## Your objective
Copy every line from the material below that holds "Комсомольская".

## Data rows
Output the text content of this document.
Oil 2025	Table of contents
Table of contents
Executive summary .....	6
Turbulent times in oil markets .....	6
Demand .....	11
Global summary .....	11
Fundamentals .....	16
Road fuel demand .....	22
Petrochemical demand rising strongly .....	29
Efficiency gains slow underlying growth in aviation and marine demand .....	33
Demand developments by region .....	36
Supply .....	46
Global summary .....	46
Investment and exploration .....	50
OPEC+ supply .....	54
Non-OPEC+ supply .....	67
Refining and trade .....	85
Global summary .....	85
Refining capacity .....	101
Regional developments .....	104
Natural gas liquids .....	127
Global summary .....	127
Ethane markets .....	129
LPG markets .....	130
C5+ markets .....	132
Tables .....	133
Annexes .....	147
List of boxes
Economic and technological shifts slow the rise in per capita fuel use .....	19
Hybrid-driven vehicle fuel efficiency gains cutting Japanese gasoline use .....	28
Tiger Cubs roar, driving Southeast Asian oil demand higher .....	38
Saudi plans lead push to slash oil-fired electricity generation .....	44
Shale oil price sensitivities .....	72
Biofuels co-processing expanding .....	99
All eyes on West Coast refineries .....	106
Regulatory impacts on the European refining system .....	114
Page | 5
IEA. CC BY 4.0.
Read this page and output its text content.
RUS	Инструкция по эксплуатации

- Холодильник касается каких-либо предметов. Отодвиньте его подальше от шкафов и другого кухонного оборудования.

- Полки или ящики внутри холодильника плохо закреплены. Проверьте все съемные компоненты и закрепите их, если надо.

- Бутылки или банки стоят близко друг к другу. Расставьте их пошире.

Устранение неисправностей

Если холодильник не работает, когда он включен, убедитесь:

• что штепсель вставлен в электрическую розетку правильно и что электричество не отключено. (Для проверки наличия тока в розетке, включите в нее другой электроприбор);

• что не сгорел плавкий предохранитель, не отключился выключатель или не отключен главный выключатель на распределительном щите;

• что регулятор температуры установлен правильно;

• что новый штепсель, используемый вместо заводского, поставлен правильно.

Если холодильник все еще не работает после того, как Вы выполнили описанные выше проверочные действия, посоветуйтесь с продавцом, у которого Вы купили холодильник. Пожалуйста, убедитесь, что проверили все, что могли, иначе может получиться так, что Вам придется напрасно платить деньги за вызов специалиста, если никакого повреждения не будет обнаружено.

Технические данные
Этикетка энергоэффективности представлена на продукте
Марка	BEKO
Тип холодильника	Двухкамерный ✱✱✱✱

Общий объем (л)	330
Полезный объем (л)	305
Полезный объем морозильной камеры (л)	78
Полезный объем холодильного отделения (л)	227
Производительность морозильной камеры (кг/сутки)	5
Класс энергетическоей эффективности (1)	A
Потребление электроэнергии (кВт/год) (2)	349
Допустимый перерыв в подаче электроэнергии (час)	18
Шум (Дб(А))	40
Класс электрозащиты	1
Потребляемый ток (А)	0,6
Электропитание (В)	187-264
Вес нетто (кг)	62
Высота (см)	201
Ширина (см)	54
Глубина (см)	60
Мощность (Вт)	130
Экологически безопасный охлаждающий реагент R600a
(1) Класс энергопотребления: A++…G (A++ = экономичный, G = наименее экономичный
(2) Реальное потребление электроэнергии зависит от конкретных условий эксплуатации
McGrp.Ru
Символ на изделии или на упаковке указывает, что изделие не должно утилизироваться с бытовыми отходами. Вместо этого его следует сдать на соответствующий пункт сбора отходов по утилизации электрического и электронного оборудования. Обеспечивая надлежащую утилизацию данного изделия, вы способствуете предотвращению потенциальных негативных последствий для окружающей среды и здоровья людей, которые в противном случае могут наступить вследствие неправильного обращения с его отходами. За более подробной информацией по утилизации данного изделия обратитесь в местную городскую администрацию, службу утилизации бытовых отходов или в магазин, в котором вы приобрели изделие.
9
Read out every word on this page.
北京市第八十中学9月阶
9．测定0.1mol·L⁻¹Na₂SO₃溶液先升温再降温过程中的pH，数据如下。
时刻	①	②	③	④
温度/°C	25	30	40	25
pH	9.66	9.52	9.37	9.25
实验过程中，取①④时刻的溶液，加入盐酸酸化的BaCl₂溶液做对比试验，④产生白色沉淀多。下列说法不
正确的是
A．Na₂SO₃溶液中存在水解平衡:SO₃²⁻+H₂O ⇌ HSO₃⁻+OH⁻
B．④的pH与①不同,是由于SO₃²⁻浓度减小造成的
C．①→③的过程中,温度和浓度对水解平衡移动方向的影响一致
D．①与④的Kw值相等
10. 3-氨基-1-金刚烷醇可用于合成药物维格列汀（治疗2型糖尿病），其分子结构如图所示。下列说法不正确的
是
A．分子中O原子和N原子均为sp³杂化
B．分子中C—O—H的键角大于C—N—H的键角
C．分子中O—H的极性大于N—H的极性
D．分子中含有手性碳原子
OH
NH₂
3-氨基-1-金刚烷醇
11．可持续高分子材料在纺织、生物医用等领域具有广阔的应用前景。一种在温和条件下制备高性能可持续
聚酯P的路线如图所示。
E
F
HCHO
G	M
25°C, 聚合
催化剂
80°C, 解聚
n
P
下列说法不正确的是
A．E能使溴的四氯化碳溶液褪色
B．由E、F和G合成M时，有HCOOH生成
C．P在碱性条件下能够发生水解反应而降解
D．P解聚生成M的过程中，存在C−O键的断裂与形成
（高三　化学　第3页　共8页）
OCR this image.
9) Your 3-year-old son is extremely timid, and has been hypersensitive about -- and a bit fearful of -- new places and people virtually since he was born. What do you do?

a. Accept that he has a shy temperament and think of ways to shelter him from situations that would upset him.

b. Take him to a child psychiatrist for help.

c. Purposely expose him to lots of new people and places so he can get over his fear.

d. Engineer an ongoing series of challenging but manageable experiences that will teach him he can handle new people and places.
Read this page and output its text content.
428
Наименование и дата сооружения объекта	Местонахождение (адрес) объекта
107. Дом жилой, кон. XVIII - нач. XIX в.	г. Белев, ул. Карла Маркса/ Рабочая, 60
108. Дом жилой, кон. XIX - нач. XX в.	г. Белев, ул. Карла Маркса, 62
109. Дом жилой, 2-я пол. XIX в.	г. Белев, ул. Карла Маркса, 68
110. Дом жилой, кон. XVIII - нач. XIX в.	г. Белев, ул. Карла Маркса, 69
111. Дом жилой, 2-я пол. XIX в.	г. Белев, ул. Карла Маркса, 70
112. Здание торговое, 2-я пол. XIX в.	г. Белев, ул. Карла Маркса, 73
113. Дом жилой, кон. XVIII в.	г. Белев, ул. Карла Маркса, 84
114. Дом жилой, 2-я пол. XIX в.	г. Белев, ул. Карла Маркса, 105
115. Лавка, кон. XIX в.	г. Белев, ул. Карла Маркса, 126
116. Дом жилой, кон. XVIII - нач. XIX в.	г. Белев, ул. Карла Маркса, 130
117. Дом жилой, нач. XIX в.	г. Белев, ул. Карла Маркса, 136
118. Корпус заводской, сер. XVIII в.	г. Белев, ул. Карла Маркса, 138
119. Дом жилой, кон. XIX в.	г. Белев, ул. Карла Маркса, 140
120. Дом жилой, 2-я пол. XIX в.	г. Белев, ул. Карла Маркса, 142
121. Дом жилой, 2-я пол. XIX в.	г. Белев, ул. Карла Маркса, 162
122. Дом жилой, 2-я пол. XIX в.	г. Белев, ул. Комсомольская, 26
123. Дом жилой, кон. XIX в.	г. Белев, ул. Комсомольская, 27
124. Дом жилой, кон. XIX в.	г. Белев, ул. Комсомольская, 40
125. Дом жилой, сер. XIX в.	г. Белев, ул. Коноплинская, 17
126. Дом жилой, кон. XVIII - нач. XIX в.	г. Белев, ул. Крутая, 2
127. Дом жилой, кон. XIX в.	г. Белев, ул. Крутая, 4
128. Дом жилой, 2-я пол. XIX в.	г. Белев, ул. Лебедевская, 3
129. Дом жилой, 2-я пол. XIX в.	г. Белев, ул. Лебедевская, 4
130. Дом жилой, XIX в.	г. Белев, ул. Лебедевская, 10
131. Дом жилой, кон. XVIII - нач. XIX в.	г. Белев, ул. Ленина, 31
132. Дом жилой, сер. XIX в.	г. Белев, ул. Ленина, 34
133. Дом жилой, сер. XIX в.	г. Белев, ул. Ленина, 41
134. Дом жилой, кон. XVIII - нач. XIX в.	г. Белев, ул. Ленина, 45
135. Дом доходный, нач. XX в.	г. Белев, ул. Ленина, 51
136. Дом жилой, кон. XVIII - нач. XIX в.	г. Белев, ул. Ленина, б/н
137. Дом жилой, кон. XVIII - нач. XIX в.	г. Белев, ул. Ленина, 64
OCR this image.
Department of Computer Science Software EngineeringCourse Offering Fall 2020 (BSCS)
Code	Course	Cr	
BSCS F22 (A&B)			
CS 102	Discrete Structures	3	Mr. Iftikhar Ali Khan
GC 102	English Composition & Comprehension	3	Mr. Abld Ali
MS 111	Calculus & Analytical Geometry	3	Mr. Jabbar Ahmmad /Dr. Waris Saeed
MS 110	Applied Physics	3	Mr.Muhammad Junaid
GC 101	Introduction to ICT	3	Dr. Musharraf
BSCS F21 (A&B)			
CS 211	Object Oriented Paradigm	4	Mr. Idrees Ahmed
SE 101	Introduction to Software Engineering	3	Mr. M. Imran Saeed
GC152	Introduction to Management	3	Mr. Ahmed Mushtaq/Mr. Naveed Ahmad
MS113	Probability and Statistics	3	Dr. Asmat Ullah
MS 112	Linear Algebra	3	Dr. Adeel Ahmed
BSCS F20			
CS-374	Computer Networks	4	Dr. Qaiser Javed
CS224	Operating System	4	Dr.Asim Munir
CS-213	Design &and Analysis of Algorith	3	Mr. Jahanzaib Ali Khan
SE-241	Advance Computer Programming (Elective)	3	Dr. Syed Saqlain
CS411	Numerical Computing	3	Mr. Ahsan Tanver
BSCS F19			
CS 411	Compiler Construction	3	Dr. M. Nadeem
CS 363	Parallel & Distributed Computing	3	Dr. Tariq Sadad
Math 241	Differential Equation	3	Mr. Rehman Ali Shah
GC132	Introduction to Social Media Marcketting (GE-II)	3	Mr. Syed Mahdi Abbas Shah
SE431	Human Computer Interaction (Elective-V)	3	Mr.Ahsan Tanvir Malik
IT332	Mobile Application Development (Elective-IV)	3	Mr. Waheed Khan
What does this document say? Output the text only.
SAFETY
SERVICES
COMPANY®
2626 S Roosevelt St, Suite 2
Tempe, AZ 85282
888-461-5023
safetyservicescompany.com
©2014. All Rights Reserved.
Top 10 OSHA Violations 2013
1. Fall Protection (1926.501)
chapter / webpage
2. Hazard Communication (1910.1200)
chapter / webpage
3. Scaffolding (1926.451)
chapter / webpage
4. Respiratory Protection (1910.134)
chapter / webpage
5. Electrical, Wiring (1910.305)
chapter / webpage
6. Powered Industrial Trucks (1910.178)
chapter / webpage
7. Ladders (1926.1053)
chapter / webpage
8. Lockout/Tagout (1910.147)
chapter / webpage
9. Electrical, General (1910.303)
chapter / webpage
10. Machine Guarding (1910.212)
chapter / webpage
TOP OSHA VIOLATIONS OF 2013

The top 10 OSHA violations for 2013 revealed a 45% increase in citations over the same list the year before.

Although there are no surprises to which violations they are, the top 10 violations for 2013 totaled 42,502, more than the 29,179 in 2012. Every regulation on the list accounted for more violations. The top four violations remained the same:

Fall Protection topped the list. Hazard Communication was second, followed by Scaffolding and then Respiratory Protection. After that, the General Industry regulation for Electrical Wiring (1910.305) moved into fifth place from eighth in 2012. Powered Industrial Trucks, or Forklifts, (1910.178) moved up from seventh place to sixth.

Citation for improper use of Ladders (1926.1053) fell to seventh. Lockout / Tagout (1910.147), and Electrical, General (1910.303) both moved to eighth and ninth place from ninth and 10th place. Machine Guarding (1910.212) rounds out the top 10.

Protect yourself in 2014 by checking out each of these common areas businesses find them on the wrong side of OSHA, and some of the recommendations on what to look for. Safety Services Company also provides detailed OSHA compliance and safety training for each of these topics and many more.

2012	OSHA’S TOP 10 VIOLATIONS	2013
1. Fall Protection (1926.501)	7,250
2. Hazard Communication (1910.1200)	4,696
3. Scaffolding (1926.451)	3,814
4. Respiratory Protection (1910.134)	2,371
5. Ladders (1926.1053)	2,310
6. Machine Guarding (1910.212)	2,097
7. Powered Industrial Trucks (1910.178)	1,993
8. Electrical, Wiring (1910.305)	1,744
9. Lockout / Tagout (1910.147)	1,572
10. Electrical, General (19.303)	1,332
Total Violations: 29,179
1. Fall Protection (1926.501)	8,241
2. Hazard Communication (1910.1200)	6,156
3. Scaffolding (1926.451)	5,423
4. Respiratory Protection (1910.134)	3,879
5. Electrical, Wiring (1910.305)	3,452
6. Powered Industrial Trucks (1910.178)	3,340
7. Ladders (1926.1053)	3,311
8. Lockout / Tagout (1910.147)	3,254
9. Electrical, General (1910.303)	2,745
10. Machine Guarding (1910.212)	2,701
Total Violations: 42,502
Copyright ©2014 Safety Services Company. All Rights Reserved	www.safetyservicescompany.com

## Written response
122. Дом жилой, 2-я пол. XIX в.	г. Белев, ул. Комсомольская, 26
123. Дом жилой, кон. XIX в.	г. Белев, ул. Комсомольская, 27
124. Дом жилой, кон. XIX в.	г. Белев, ул. Комсомольская, 40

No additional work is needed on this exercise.